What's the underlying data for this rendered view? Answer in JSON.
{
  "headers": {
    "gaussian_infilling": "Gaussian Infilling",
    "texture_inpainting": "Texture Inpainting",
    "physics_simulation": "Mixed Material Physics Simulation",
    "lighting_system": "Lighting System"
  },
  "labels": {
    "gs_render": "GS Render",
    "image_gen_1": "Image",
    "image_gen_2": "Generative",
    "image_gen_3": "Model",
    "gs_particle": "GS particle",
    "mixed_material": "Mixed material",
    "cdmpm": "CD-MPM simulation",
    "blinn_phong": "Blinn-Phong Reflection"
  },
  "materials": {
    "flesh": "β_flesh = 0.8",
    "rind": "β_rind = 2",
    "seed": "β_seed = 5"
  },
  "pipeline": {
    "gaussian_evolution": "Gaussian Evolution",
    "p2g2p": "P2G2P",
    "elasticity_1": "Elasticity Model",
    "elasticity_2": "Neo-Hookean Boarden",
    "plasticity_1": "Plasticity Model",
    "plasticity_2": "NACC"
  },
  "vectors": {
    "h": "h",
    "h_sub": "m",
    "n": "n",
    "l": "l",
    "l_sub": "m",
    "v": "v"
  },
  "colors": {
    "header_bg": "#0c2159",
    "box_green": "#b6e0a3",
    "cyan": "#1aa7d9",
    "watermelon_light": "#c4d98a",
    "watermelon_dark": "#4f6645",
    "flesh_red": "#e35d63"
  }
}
====================
**TASK PROMPT:** Copy out all the entries shown above, character for character.

**THE COMPLETED TASK:**
What's the underlying data for this rendered view? Answer in JSON.
{
  "headers": {
    "gaussian_infilling": "Gaussian Infilling",
    "texture_inpainting": "Texture Inpainting",
    "physics_simulation": "Mixed Material Physics Simulation",
    "lighting_system": "Lighting System"
  },
  "labels": {
    "gs_render": "GS Render",
    "image_gen_1": "Image",
    "image_gen_2": "Generative",
    "image_gen_3": "Model",
    "gs_particle": "GS particle",
    "mixed_material": "Mixed material",
    "cdmpm": "CD-MPM simulation",
    "blinn_phong": "Blinn-Phong Reflection"
  },
  "materials": {
    "flesh": "β_flesh = 0.8",
    "rind": "β_rind = 2",
    "seed": "β_seed = 5"
  },
  "pipeline": {
    "gaussian_evolution": "Gaussian Evolution",
    "p2g2p": "P2G2P",
    "elasticity_1": "Elasticity Model",
    "elasticity_2": "Neo-Hookean Boarden",
    "plasticity_1": "Plasticity Model",
    "plasticity_2": "NACC"
  },
  "vectors": {
    "h": "h",
    "h_sub": "m",
    "n": "n",
    "l": "l",
    "l_sub": "m",
    "v": "v"
  },
  "colors": {
    "header_bg": "#0c2159",
    "box_green": "#b6e0a3",
    "cyan": "#1aa7d9",
    "watermelon_light": "#c4d98a",
    "watermelon_dark": "#4f6645",
    "flesh_red": "#e35d63"
  }
}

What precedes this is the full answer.